------ Records provided ------

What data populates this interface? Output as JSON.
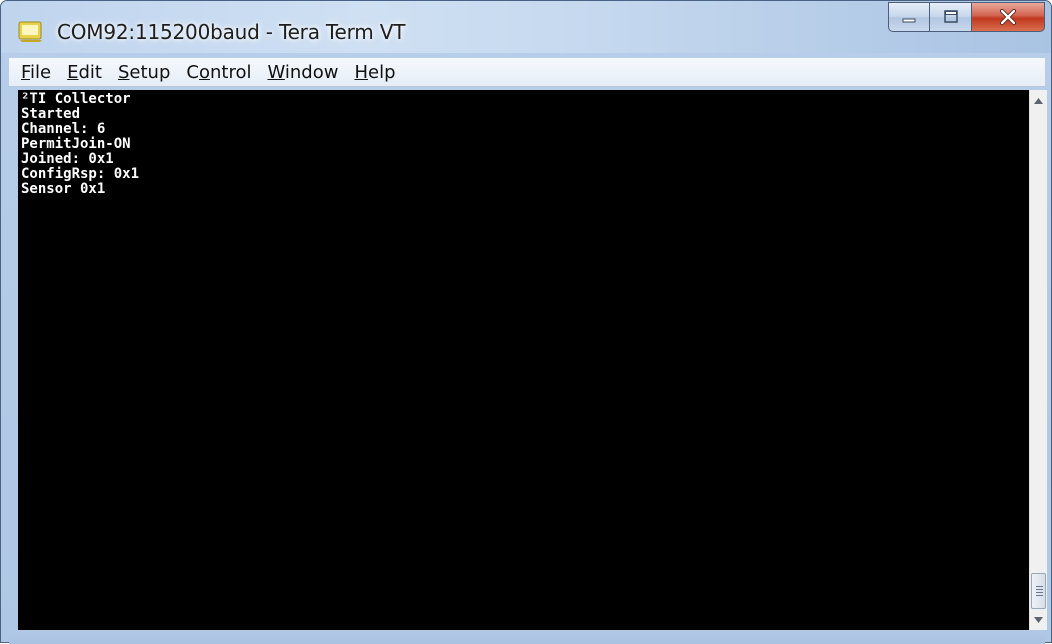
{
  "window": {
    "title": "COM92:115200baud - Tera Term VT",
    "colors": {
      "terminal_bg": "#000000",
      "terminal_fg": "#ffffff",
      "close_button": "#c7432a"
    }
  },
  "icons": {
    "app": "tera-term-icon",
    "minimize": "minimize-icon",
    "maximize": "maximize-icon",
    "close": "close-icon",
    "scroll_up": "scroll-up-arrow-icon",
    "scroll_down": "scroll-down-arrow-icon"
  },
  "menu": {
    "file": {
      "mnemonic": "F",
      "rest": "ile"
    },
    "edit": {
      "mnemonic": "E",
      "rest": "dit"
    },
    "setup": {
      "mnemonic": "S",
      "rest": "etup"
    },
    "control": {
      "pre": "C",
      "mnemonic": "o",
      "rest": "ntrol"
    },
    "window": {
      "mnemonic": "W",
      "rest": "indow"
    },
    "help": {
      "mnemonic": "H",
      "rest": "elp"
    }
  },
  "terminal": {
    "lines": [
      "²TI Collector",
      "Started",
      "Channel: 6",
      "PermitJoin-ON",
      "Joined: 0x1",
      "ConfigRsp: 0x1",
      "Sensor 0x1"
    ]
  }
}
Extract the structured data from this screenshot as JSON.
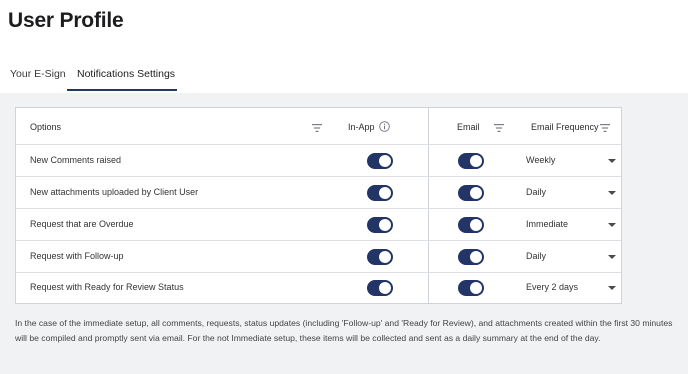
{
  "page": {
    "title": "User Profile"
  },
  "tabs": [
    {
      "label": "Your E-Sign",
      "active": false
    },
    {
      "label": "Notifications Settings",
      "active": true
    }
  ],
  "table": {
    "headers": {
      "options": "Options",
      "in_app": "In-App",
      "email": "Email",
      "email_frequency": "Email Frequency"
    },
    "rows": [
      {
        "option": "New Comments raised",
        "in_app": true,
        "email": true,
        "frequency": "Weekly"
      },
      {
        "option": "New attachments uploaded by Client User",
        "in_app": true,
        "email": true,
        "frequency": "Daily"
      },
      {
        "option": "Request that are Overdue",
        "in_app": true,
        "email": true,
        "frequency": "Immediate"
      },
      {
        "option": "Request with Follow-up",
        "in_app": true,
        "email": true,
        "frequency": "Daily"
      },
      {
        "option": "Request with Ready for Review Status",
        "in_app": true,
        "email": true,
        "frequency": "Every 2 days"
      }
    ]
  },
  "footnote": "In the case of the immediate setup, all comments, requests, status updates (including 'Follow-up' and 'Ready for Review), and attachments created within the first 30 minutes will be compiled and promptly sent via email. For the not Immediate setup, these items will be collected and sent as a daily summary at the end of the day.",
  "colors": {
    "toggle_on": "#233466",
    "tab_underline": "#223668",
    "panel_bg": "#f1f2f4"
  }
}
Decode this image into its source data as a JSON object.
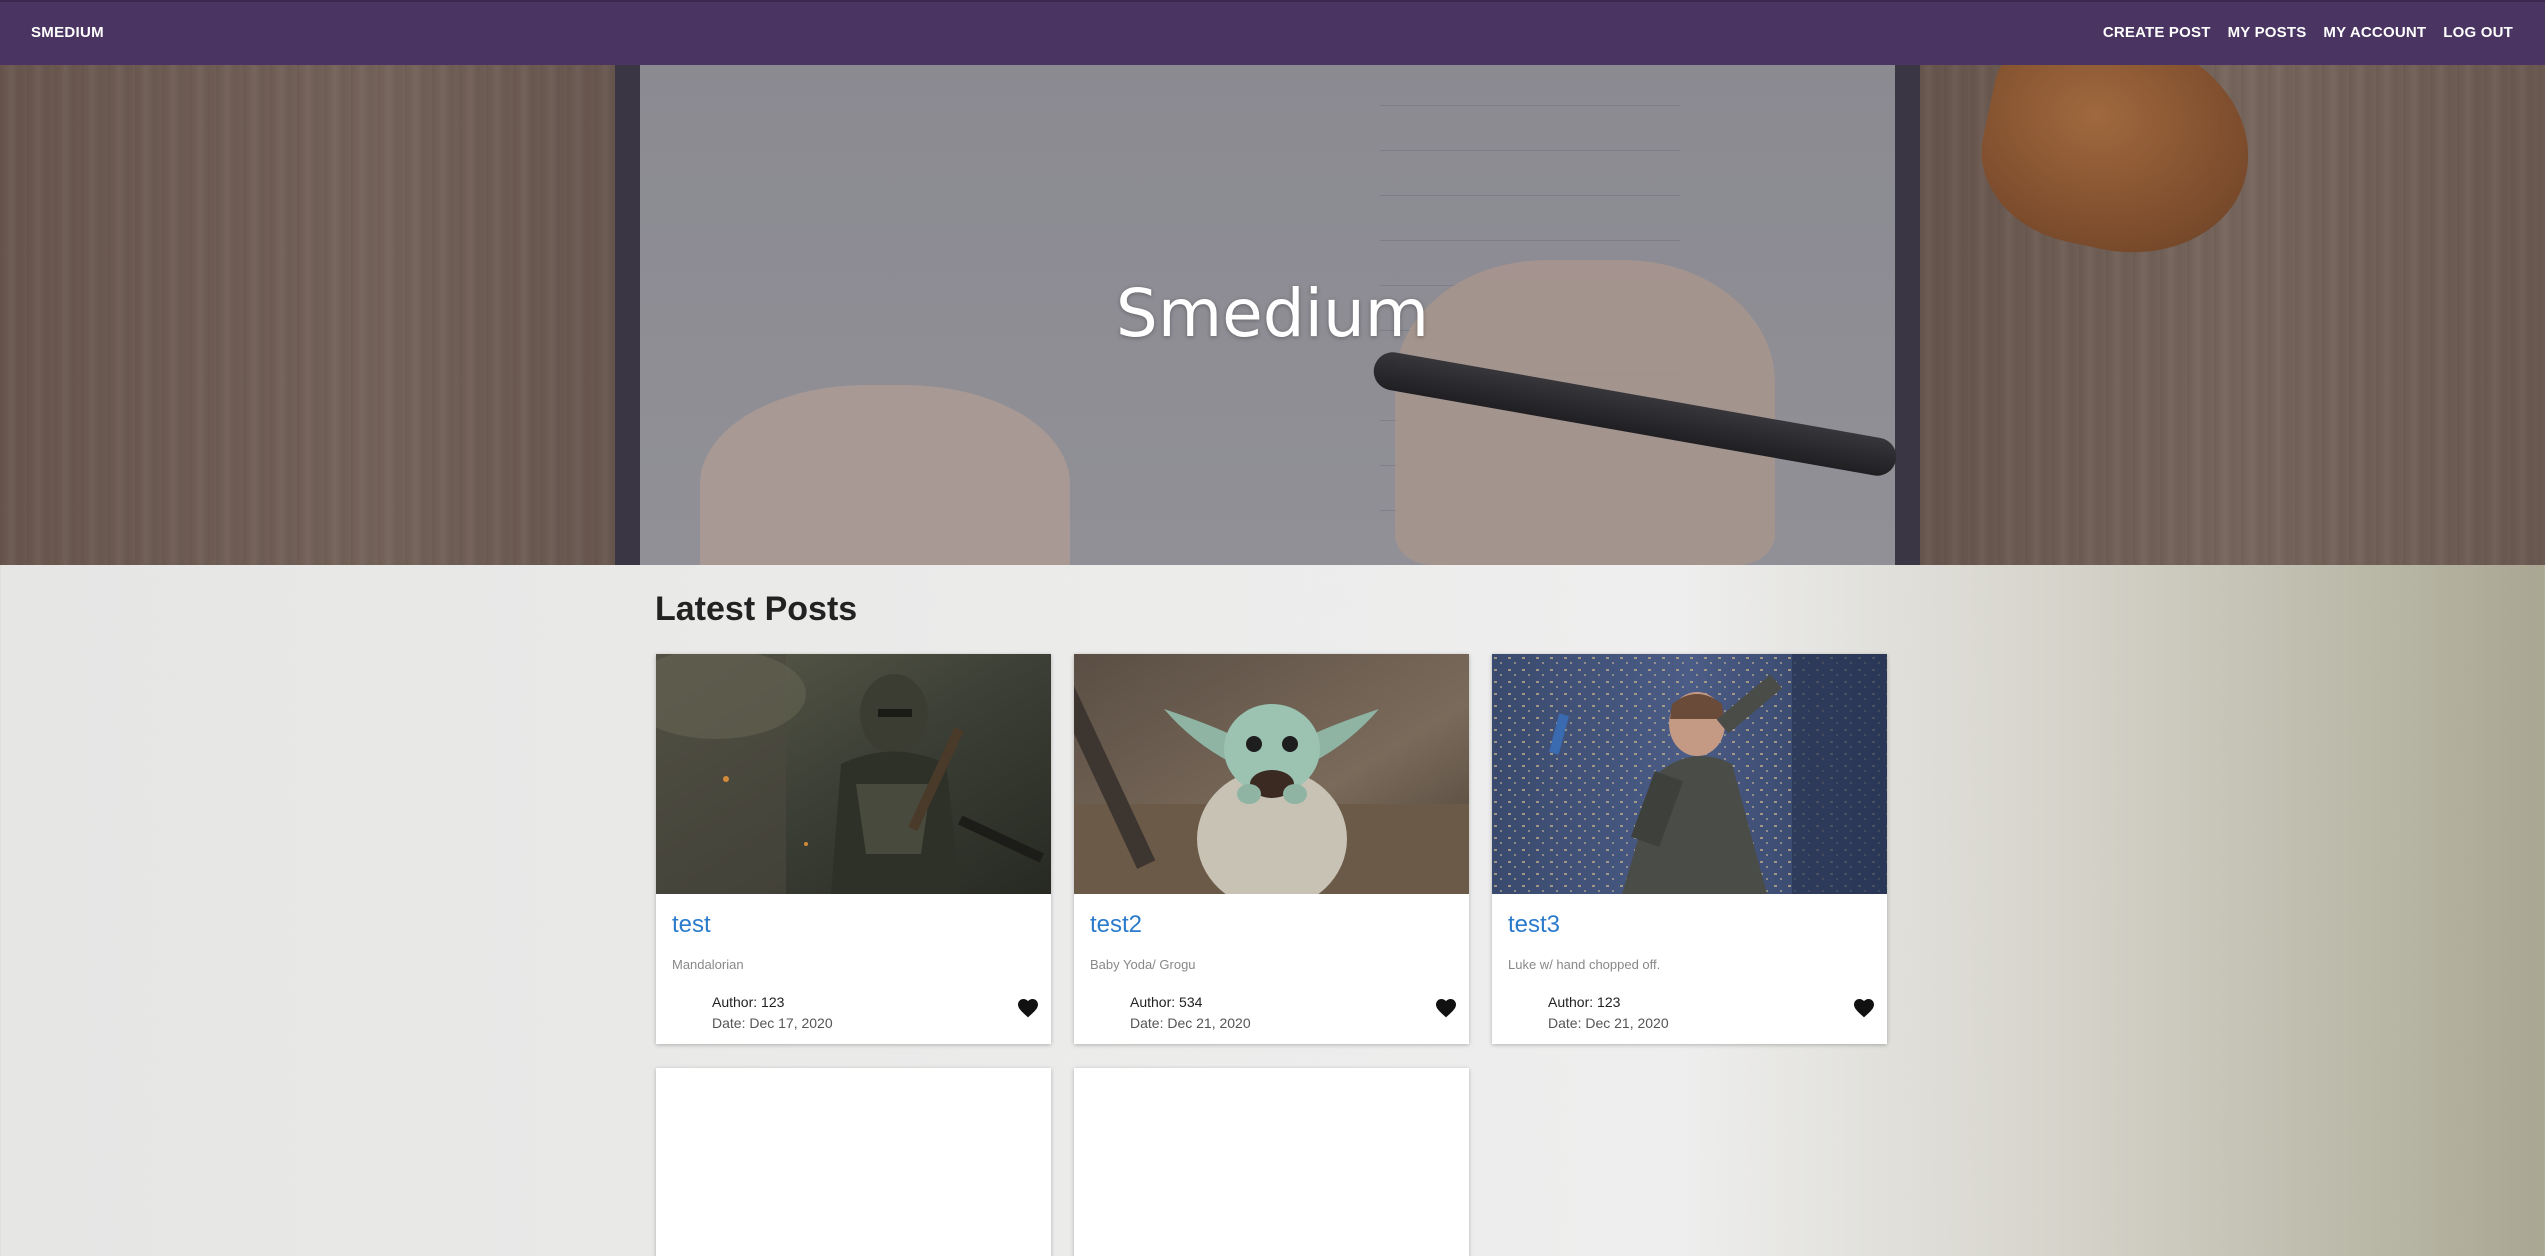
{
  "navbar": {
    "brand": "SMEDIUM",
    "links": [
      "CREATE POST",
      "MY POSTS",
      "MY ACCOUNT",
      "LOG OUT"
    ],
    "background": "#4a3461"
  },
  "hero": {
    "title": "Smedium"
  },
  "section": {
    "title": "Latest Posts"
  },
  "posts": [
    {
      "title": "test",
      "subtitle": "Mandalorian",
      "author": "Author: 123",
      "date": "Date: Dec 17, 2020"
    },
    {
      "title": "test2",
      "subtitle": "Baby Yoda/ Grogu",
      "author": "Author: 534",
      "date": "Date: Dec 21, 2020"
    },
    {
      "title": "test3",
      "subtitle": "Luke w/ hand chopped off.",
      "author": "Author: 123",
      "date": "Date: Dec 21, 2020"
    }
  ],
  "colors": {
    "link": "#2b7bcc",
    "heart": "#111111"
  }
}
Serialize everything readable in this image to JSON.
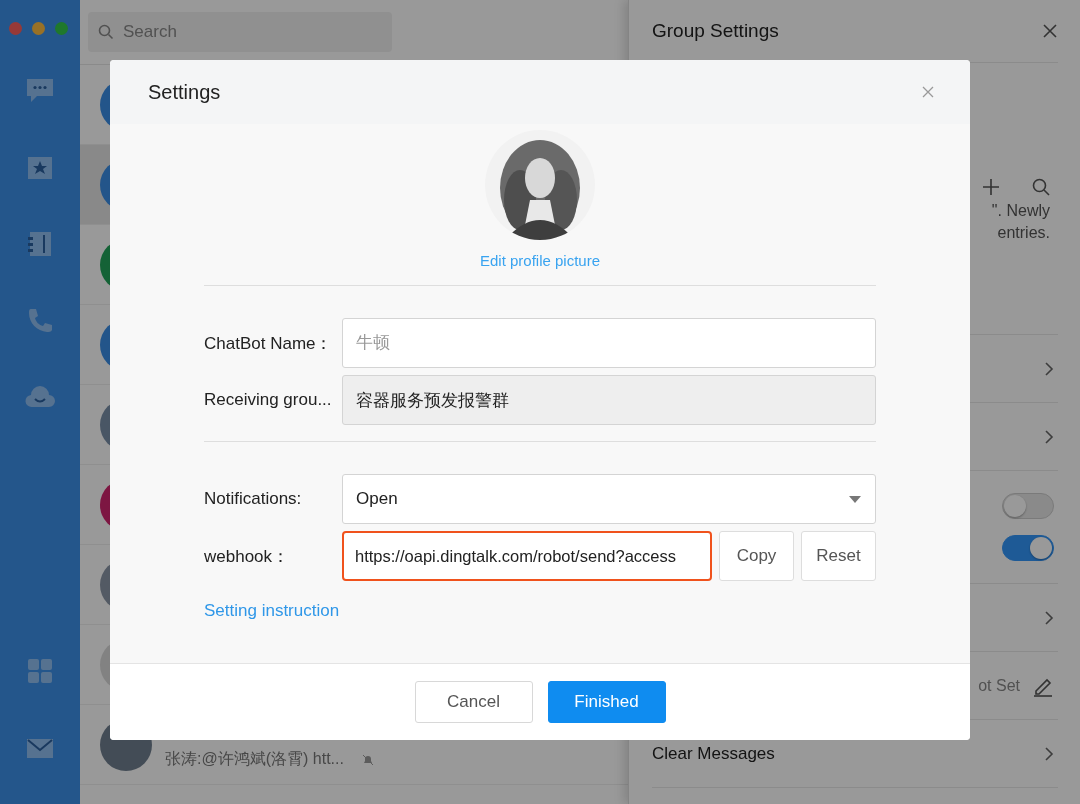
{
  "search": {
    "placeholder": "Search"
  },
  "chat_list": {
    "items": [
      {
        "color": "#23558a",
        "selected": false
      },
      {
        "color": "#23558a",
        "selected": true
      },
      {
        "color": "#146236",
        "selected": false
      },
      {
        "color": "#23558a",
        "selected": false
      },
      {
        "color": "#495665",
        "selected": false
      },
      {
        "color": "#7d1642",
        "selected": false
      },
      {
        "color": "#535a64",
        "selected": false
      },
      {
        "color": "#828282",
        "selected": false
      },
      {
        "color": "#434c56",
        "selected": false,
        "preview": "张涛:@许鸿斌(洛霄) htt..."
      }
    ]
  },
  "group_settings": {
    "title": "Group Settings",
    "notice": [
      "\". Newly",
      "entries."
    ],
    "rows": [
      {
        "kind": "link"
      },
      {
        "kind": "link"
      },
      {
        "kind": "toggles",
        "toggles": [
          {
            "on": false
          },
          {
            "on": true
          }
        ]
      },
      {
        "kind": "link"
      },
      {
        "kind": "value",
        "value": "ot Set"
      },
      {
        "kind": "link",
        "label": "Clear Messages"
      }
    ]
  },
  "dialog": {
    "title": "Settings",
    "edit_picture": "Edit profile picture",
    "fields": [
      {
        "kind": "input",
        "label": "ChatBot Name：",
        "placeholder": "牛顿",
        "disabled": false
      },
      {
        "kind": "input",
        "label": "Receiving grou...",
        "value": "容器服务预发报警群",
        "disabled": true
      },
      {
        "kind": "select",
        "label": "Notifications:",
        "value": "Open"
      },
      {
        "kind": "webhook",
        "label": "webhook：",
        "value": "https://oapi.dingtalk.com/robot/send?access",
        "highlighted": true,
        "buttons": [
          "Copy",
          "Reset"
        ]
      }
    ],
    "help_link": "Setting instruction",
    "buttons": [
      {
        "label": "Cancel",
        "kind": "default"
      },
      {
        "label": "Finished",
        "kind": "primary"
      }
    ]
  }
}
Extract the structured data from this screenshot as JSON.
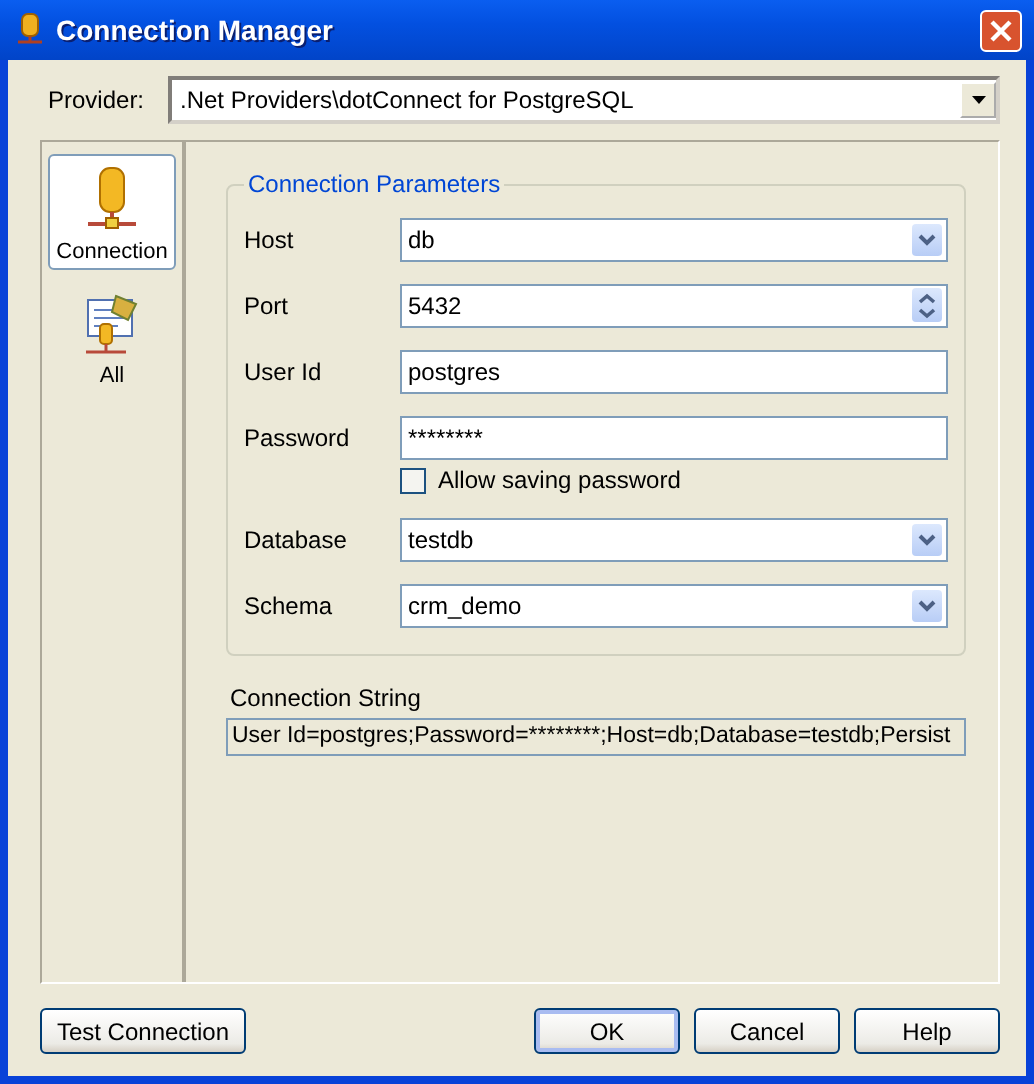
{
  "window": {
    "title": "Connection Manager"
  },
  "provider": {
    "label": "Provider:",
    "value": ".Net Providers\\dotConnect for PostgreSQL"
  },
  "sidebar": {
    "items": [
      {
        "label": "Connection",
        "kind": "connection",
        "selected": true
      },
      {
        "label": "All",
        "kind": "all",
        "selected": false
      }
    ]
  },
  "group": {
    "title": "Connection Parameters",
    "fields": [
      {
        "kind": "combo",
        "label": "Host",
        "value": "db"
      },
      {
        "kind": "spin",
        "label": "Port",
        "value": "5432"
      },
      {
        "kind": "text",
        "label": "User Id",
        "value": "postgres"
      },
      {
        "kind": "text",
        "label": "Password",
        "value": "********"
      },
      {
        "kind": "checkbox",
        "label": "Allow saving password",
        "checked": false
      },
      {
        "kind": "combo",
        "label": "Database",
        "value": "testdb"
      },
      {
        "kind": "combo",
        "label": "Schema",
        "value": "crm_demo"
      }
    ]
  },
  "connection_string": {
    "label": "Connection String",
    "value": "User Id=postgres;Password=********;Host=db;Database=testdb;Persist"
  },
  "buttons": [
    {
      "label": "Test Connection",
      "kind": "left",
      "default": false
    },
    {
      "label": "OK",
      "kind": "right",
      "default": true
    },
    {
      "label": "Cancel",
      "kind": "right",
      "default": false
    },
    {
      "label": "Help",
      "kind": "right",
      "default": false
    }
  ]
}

------

** Short exercise **
Identify every line holding the word "this" and copy it out.

** The result **
What data populates this interface? Output as JSON.
Extract the structured data from this screenshot as JSON.
Decode this image into its source data as a JSON object.
Serialize everything readable in this image to JSON.
Extract the structured data from this screenshot as JSON.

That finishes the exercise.